#### Data provided
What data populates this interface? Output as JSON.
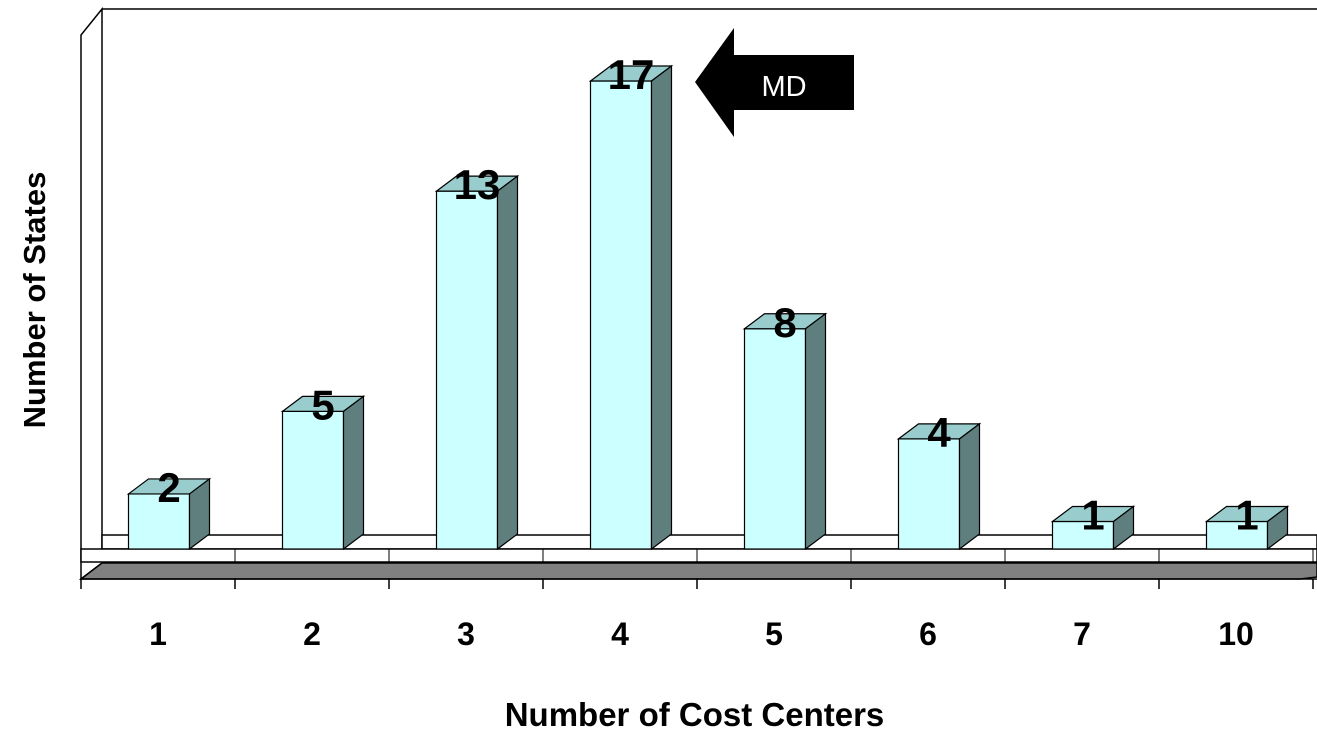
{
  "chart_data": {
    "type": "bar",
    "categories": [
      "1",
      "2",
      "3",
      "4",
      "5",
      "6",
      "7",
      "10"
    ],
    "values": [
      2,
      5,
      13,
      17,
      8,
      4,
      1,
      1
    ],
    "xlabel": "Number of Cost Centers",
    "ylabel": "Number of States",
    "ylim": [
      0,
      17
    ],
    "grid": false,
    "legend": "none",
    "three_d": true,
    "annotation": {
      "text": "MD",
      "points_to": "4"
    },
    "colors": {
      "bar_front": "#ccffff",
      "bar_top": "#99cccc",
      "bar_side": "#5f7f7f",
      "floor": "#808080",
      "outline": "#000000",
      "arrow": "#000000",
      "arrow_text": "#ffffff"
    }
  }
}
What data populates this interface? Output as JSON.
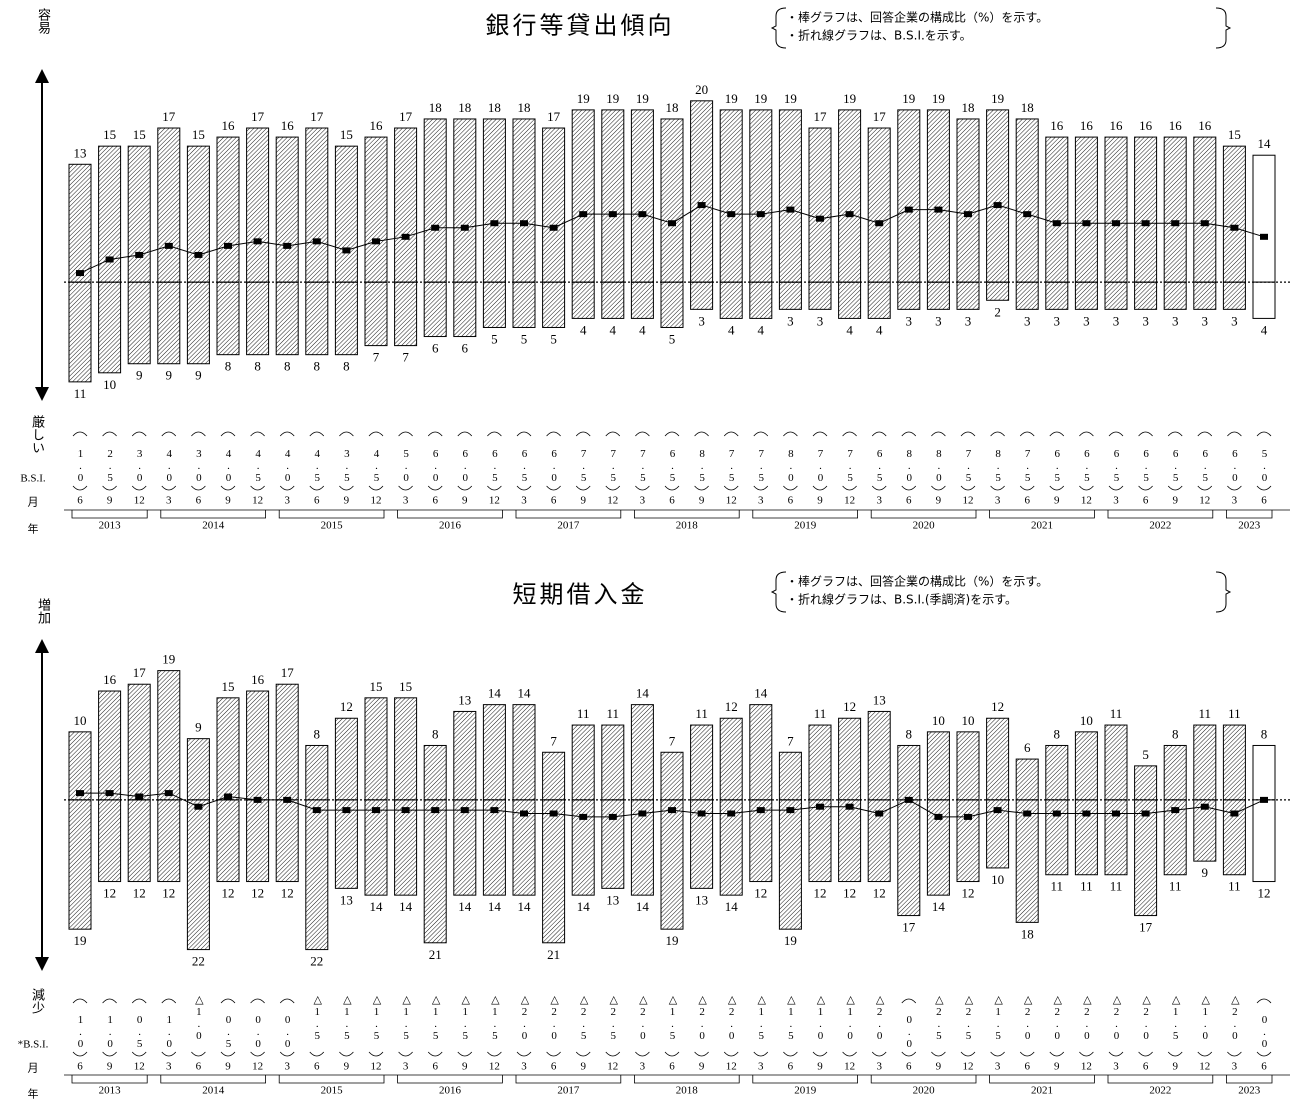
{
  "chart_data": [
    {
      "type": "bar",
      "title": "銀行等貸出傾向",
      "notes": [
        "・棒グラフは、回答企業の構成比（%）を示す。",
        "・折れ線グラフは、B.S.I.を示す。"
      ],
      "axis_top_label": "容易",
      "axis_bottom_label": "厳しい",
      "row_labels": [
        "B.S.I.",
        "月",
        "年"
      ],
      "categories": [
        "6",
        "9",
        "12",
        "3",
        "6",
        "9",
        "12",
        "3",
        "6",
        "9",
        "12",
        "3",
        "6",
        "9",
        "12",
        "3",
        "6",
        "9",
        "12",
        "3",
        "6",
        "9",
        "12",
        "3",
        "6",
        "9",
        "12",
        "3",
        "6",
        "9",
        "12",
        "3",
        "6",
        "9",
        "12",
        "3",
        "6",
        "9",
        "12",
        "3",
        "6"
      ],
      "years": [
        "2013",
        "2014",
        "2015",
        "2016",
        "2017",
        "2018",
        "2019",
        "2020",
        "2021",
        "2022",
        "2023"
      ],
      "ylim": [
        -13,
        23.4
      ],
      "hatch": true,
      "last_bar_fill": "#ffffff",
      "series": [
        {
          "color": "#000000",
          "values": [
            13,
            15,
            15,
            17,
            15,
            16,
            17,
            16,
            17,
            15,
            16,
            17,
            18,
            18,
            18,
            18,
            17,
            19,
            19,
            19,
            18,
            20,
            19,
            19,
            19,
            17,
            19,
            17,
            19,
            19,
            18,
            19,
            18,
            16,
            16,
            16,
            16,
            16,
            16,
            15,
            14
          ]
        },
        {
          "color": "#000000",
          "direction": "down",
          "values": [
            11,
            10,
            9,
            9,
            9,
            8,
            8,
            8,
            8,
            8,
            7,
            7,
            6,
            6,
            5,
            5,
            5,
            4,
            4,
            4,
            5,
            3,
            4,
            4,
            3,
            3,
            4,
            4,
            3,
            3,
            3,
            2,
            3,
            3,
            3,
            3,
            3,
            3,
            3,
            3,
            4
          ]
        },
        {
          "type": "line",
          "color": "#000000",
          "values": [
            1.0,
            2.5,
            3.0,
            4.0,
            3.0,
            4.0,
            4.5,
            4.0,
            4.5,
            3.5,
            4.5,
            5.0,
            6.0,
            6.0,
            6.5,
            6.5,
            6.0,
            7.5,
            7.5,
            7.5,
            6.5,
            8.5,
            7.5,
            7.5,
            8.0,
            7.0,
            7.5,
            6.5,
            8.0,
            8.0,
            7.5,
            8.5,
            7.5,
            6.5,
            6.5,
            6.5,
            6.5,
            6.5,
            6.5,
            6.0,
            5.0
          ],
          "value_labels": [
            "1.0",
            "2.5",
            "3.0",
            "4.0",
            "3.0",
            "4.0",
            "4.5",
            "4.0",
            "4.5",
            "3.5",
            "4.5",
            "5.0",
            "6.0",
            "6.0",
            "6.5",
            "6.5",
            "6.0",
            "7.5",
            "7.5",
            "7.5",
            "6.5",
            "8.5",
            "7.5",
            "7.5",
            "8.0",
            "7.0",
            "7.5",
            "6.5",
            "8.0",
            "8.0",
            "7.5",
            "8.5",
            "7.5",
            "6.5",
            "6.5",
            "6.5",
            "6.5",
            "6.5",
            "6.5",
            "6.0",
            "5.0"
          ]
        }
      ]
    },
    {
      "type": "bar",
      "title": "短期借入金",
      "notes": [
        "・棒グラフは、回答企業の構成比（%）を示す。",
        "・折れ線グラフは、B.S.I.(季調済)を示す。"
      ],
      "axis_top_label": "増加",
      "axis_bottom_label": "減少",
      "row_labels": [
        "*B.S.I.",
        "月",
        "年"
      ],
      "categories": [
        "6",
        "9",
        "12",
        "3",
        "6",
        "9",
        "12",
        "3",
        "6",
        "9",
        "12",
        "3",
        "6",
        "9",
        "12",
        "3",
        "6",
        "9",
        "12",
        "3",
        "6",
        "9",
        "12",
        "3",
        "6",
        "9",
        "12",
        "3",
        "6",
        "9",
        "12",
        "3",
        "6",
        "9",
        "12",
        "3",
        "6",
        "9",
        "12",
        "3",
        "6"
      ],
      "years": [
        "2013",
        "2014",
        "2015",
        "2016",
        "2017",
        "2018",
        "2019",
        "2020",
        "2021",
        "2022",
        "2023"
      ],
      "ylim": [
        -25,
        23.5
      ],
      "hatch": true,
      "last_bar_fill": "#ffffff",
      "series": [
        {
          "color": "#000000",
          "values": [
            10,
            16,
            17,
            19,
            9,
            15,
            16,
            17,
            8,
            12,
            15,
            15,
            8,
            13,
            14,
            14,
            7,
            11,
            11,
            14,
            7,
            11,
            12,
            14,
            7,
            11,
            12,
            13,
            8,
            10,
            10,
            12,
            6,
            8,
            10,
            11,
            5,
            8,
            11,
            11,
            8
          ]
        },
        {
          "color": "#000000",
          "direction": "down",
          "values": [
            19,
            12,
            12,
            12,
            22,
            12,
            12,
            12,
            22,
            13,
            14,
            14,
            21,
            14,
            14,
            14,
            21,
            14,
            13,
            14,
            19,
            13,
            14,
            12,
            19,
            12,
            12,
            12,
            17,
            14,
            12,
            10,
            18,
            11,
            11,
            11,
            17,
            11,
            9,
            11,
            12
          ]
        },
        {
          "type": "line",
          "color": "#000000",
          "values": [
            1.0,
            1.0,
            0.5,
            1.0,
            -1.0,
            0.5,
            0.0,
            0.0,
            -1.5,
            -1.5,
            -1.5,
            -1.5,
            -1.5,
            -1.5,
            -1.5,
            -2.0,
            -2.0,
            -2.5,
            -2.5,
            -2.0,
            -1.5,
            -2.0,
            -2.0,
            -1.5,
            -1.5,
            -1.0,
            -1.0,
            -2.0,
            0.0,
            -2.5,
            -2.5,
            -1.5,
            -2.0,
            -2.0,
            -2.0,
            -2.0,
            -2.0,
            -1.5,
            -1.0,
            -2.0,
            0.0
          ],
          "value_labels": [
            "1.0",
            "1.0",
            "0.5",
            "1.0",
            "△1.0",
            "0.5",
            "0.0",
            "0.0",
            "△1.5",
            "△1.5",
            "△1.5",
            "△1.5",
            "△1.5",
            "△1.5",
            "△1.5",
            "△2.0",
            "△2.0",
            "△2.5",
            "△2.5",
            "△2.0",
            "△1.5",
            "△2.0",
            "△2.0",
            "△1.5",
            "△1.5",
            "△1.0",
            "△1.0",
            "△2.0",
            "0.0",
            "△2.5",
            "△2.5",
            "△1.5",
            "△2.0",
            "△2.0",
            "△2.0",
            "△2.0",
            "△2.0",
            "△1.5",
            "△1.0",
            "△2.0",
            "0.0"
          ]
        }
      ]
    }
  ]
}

==

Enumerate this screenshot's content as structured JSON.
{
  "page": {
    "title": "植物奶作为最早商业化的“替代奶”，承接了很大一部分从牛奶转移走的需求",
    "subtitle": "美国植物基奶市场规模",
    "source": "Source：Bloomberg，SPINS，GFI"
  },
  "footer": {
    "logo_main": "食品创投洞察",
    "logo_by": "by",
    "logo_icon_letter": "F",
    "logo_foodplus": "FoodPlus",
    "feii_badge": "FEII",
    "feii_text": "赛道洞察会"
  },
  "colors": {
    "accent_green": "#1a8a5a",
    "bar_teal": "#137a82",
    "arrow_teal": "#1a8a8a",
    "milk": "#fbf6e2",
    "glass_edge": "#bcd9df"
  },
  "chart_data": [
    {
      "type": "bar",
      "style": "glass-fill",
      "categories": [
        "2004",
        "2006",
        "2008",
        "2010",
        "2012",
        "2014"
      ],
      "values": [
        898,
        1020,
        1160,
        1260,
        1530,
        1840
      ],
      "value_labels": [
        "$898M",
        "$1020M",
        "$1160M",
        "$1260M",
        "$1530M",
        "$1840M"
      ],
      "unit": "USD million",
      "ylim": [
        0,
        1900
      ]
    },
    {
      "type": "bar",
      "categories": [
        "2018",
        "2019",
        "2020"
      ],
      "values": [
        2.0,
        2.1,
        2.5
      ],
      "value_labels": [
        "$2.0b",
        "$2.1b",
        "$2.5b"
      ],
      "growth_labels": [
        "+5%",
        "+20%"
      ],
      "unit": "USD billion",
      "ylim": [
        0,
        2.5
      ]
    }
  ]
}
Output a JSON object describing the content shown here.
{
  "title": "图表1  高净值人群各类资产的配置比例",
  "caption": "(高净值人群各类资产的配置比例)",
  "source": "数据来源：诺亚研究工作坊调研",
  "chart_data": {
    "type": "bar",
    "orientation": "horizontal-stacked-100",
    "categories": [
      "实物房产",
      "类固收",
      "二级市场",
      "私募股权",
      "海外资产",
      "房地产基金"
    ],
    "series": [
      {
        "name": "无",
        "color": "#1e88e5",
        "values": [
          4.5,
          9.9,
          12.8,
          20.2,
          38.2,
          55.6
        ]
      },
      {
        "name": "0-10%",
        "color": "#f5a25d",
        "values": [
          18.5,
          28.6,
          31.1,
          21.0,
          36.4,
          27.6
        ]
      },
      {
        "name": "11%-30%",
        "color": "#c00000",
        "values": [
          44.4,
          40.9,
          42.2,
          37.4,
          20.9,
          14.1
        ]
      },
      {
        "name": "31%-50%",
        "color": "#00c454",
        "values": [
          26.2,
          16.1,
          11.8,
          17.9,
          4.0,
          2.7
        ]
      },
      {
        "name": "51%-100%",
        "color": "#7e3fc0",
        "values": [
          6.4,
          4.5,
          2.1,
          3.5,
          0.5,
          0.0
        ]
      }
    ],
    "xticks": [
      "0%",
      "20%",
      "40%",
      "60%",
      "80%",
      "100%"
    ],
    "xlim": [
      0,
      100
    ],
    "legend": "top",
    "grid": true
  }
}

#### Goal
Give the number of lines that carry the word "content", with nothing added.

#### Result for this task
2